## EXERCISE INSTRUCTIONS
Track down each line that has the word "sidebar" and copy it.

[Saved entries]

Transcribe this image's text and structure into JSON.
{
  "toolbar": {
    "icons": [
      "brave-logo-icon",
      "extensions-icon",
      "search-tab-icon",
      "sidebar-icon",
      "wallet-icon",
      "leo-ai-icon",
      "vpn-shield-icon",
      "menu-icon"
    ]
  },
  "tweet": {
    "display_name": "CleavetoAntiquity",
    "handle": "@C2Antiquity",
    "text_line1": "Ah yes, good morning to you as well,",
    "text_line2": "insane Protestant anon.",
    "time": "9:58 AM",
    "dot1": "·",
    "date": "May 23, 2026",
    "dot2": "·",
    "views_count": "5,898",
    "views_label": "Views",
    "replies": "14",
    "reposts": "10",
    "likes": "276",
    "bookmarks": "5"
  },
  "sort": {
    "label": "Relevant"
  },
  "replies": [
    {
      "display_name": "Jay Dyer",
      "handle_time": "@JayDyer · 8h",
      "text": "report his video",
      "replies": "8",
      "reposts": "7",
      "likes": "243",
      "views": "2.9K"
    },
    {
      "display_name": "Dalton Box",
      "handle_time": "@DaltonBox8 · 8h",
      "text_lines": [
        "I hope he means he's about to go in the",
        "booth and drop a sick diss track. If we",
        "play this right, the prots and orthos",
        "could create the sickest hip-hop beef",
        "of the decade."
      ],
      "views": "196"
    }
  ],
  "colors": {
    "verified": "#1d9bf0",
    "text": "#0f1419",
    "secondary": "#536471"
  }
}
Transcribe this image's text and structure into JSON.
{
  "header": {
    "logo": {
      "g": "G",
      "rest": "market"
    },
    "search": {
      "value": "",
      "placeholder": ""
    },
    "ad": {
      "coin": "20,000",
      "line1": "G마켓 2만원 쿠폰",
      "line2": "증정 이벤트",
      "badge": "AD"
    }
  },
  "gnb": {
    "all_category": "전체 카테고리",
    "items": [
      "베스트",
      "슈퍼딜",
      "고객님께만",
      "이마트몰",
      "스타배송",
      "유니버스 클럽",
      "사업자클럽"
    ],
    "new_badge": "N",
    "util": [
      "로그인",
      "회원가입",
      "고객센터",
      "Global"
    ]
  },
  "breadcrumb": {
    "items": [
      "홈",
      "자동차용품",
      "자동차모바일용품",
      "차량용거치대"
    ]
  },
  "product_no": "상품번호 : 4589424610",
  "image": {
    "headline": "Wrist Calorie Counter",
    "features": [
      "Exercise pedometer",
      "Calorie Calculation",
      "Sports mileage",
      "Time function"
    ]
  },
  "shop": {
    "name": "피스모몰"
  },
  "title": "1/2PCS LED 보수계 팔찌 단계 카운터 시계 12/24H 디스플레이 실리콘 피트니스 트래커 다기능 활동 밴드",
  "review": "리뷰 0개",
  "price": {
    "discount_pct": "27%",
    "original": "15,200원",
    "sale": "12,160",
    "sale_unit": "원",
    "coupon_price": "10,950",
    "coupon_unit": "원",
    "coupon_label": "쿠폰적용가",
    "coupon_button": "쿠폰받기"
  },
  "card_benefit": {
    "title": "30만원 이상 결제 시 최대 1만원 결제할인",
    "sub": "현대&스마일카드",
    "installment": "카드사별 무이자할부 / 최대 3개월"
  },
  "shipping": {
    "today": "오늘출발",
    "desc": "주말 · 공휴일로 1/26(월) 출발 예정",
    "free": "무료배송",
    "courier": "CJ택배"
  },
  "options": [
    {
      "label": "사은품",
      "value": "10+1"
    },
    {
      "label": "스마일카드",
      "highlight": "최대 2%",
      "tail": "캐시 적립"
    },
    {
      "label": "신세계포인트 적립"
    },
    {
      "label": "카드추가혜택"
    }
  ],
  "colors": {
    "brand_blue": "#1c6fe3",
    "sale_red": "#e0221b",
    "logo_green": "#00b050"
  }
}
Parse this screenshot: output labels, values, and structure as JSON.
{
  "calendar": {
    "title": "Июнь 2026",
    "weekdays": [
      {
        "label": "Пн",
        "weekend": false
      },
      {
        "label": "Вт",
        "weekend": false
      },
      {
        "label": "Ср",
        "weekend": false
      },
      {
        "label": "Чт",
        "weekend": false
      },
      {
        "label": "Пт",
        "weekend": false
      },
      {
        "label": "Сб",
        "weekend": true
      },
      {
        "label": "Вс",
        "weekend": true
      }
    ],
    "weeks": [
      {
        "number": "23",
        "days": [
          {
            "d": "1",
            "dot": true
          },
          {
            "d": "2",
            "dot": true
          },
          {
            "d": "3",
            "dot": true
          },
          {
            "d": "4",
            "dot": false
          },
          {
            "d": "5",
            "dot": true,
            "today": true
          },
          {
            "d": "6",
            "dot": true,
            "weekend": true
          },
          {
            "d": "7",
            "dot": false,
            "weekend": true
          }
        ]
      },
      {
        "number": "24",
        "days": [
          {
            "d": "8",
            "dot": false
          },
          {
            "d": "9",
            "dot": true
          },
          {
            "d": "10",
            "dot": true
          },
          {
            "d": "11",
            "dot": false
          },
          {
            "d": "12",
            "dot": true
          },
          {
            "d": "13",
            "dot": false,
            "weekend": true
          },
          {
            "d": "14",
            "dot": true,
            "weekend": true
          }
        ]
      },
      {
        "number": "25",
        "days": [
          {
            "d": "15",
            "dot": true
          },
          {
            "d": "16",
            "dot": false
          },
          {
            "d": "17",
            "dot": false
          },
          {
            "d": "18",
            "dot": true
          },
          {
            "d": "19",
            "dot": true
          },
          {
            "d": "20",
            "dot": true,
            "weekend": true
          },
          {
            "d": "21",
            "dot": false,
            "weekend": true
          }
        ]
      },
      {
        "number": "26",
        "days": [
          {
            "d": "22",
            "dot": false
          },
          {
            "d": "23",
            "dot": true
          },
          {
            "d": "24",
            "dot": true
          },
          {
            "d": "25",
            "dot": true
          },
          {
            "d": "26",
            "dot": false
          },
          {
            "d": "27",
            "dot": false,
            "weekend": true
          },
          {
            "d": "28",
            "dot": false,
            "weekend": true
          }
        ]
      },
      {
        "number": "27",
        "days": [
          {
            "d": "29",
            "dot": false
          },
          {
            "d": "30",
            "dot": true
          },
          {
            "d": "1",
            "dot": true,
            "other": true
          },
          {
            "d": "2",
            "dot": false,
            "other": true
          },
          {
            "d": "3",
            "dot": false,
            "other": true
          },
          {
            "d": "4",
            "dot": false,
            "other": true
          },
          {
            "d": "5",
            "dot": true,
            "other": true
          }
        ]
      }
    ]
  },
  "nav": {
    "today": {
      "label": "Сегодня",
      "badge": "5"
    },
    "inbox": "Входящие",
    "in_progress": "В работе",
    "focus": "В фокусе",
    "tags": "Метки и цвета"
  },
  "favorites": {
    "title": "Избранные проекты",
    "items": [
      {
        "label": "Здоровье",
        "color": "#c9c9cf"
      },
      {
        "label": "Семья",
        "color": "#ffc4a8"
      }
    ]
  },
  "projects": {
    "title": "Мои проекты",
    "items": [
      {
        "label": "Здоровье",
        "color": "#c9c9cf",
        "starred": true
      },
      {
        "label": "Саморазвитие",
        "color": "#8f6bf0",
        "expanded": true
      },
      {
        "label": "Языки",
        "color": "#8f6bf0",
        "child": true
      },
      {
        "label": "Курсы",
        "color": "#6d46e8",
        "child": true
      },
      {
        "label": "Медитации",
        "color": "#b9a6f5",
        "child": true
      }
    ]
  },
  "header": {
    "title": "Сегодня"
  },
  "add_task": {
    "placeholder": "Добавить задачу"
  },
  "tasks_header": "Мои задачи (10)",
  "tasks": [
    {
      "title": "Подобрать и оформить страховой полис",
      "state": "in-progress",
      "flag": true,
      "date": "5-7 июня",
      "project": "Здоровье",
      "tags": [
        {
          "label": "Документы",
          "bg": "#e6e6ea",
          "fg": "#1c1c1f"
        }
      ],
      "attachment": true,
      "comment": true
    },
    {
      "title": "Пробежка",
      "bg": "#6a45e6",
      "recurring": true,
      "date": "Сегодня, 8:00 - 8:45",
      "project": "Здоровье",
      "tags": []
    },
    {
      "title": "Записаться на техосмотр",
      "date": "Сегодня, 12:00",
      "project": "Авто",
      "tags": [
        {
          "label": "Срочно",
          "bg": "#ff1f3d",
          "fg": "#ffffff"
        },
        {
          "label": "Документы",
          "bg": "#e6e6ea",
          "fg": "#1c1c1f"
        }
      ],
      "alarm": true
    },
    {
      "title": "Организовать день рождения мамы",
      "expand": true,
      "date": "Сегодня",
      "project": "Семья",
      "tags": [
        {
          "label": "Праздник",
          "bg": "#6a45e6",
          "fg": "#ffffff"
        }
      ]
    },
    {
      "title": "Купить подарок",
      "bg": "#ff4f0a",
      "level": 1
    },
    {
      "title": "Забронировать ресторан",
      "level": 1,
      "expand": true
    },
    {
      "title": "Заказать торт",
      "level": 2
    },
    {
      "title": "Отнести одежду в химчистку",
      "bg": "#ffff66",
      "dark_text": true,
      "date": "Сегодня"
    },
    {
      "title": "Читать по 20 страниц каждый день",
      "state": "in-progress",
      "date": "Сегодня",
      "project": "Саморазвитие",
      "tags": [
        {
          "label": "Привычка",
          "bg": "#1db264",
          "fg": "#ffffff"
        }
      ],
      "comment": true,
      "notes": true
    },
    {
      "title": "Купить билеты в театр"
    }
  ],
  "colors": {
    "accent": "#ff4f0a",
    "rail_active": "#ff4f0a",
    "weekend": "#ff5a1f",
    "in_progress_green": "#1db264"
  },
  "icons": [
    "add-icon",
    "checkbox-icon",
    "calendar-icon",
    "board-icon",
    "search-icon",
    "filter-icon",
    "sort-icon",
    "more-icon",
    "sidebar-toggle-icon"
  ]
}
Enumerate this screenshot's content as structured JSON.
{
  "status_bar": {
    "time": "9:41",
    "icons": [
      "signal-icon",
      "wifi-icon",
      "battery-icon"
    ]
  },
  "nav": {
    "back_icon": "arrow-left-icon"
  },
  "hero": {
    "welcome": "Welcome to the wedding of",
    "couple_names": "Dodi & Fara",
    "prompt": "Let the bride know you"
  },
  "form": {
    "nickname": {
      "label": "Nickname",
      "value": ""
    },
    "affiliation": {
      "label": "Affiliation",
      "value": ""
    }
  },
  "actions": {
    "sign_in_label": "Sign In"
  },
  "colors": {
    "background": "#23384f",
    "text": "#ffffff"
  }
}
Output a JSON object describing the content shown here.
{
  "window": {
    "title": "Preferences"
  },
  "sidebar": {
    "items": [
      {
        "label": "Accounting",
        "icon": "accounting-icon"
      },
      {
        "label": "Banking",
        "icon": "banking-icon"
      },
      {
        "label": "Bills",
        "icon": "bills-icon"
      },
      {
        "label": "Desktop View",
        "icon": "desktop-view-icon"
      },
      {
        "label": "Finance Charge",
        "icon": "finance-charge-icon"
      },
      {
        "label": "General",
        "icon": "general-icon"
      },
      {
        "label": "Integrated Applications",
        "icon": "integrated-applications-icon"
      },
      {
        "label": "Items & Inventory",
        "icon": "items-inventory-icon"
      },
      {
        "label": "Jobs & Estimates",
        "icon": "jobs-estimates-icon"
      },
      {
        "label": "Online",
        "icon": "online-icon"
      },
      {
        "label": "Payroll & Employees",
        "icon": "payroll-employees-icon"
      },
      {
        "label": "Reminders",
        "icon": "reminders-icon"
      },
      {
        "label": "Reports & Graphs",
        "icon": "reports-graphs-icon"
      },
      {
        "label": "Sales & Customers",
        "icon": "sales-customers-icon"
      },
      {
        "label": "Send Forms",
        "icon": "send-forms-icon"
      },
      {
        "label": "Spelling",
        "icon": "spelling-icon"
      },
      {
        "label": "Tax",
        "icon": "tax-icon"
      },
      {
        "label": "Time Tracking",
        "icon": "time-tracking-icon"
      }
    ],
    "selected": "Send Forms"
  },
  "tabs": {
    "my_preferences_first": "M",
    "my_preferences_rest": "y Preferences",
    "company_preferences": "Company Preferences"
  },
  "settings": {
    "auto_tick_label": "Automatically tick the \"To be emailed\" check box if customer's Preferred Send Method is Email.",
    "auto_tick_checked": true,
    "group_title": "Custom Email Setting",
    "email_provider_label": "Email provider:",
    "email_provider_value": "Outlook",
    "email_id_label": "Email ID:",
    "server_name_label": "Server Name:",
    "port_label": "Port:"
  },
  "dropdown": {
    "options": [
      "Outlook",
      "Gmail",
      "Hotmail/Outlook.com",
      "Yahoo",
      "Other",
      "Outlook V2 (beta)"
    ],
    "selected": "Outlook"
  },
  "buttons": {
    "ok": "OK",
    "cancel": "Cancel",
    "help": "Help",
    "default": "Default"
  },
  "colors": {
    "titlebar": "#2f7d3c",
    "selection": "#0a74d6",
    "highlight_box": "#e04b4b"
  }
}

## EXERCISE RESPONSE
      "sidebar-icon",
    "sidebar-toggle-icon"
  "sidebar": {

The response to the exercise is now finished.